→ **Challenge**: In the records below, count every line containing "janeiro". Reply with the number only.

→ **Records for the task**:
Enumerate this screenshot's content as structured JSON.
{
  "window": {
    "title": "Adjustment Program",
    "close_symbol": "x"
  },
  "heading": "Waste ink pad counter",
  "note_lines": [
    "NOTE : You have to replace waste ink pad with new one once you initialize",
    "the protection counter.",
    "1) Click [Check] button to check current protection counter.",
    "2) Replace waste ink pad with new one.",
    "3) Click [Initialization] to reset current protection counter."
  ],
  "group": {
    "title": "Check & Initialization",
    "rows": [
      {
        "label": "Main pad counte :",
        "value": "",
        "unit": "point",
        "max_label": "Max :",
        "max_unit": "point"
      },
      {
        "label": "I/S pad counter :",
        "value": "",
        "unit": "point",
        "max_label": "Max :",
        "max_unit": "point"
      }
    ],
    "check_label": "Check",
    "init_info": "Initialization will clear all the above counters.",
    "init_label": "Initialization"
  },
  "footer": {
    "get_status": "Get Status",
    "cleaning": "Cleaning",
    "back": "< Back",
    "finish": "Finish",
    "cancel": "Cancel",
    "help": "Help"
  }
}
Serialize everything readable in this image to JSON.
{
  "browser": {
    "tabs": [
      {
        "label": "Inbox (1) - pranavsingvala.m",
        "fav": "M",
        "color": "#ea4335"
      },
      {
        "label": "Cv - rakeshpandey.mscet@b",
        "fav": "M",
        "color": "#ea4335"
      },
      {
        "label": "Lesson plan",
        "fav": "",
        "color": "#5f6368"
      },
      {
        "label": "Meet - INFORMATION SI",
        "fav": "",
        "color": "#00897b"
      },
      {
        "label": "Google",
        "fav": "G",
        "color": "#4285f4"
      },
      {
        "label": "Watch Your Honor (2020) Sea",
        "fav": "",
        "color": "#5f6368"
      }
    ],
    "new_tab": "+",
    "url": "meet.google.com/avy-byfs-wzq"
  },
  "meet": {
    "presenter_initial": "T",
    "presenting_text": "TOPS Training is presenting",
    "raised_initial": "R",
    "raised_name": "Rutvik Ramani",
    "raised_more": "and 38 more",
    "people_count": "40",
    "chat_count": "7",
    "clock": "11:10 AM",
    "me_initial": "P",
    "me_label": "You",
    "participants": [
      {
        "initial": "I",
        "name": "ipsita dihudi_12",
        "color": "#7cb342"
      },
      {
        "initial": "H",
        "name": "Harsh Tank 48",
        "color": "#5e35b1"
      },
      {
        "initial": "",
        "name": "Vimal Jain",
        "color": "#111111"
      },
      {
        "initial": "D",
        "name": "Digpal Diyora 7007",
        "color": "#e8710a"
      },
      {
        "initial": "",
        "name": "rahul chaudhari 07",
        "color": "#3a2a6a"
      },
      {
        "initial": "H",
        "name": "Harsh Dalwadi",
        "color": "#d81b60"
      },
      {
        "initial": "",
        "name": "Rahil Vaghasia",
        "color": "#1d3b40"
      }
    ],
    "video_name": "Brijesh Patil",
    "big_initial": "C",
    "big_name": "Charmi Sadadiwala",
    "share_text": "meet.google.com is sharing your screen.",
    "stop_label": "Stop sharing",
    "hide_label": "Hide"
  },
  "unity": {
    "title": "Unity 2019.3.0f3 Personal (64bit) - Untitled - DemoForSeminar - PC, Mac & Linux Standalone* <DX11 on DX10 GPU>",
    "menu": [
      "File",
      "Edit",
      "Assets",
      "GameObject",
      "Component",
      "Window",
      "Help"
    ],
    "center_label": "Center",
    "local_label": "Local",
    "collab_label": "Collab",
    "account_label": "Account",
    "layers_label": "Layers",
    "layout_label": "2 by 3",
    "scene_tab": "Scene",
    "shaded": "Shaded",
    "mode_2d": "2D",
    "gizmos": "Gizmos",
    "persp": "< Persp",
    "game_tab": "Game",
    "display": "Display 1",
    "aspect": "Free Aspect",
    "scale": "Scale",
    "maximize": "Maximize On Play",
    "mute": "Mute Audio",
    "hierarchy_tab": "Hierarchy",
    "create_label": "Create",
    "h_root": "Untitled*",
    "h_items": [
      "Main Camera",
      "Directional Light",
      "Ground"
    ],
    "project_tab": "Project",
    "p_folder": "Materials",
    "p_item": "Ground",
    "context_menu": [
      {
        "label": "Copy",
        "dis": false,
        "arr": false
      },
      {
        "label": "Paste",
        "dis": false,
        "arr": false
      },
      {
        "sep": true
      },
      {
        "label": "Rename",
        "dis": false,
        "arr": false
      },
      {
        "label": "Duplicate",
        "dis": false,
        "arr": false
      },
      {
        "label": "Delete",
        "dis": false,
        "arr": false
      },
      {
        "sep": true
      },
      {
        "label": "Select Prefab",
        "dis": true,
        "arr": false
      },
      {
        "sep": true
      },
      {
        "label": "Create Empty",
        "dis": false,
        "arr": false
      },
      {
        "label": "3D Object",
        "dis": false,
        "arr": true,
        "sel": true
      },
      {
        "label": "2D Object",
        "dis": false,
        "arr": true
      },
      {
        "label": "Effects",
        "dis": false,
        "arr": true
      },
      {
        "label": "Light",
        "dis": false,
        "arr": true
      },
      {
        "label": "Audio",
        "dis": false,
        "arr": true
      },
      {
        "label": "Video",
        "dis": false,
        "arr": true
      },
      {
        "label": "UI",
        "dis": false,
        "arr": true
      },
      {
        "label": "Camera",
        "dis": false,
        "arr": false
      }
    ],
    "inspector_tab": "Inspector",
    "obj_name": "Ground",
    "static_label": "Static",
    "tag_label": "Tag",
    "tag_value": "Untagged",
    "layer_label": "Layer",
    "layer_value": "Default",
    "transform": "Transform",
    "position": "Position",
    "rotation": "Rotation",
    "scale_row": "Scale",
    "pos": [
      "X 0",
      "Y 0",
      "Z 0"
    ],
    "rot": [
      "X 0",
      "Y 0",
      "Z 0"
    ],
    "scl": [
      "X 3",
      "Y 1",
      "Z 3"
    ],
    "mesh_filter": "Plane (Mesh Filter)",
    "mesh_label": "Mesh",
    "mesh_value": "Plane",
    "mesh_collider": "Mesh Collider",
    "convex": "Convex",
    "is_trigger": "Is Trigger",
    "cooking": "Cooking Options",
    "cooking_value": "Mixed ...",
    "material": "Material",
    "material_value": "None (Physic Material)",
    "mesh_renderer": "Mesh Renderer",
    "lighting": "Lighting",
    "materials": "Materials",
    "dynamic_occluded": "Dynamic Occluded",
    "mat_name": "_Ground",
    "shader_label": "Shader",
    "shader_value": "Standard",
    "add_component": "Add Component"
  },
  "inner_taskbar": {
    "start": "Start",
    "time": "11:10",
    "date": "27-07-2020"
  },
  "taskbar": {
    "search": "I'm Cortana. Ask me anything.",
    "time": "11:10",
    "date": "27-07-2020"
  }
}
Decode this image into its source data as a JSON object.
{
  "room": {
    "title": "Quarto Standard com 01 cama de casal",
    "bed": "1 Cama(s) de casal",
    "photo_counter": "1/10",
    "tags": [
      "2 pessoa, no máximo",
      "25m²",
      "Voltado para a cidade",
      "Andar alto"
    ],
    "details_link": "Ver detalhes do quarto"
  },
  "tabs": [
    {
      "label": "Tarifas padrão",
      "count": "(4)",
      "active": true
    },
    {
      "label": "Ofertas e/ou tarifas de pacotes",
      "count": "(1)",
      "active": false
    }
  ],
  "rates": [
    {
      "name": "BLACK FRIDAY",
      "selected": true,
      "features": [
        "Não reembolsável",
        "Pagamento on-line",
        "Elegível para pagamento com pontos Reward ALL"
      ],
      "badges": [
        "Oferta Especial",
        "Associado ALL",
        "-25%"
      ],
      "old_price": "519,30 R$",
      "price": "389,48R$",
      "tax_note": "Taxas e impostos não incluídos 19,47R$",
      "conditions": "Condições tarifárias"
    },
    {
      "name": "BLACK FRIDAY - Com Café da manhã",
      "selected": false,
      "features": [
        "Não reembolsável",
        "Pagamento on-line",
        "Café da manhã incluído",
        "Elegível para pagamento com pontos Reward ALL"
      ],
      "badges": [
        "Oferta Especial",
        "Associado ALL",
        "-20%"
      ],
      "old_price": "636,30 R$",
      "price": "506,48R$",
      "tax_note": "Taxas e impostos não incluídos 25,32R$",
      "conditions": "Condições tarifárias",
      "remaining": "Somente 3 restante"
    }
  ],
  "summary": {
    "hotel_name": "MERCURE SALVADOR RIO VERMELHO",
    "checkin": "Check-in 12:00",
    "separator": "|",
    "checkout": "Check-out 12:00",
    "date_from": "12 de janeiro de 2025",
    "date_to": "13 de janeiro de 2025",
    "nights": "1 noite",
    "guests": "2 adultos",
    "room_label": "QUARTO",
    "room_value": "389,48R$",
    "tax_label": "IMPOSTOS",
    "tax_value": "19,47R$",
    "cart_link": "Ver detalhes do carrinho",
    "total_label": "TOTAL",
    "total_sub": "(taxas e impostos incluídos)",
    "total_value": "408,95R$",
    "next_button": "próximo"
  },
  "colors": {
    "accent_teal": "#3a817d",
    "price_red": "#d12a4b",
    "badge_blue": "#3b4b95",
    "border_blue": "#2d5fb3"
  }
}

→ **Reply**: 2